▸ **Exercise directions**:
For each entry that follows, produce an exact copy.

▸ **Source records**:
● ● ●
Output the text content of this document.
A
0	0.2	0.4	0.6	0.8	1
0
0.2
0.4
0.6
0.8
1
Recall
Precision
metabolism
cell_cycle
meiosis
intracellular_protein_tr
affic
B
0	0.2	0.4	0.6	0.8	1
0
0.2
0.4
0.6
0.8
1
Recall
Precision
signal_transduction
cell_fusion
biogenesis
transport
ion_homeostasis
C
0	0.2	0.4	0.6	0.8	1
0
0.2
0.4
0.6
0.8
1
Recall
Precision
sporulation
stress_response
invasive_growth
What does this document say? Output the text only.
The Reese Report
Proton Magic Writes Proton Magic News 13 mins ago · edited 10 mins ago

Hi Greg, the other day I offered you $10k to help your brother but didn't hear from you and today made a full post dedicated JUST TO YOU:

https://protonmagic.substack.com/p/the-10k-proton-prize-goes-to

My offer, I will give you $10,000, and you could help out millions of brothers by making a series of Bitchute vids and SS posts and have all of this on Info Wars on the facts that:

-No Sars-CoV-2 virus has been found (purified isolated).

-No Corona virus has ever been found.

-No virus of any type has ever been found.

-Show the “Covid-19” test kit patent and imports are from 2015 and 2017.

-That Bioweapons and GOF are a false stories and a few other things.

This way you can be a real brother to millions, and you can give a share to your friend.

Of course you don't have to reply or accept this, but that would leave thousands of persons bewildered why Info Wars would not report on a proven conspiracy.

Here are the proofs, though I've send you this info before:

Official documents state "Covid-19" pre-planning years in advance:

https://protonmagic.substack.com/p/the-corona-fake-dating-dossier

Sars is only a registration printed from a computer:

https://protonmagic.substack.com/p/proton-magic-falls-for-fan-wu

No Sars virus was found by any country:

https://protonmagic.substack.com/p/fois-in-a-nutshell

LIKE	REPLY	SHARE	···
● ● ●
▸ **Problem solution**:
Output the text content of this document.
A
0	0.2	0.4	0.6	0.8	1
0
0.2
0.4
0.6
0.8
1
Recall
Precision
metabolism
cell_cycle
meiosis
intracellular_protein_tr
affic
B
0	0.2	0.4	0.6	0.8	1
0
0.2
0.4
0.6
0.8
1
Recall
Precision
signal_transduction
cell_fusion
biogenesis
transport
ion_homeostasis
C
0	0.2	0.4	0.6	0.8	1
0
0.2
0.4
0.6
0.8
1
Recall
Precision
sporulation
stress_response
invasive_growth
What does this document say? Output the text only.
The Reese Report
Proton Magic Writes Proton Magic News 13 mins ago · edited 10 mins ago

Hi Greg, the other day I offered you $10k to help your brother but didn't hear from you and today made a full post dedicated JUST TO YOU:

https://protonmagic.substack.com/p/the-10k-proton-prize-goes-to

My offer, I will give you $10,000, and you could help out millions of brothers by making a series of Bitchute vids and SS posts and have all of this on Info Wars on the facts that:

-No Sars-CoV-2 virus has been found (purified isolated).

-No Corona virus has ever been found.

-No virus of any type has ever been found.

-Show the “Covid-19” test kit patent and imports are from 2015 and 2017.

-That Bioweapons and GOF are a false stories and a few other things.

This way you can be a real brother to millions, and you can give a share to your friend.

Of course you don't have to reply or accept this, but that would leave thousands of persons bewildered why Info Wars would not report on a proven conspiracy.

Here are the proofs, though I've send you this info before:

Official documents state "Covid-19" pre-planning years in advance:

https://protonmagic.substack.com/p/the-corona-fake-dating-dossier

Sars is only a registration printed from a computer:

https://protonmagic.substack.com/p/proton-magic-falls-for-fan-wu

No Sars virus was found by any country:

https://protonmagic.substack.com/p/fois-in-a-nutshell

LIKE	REPLY	SHARE	···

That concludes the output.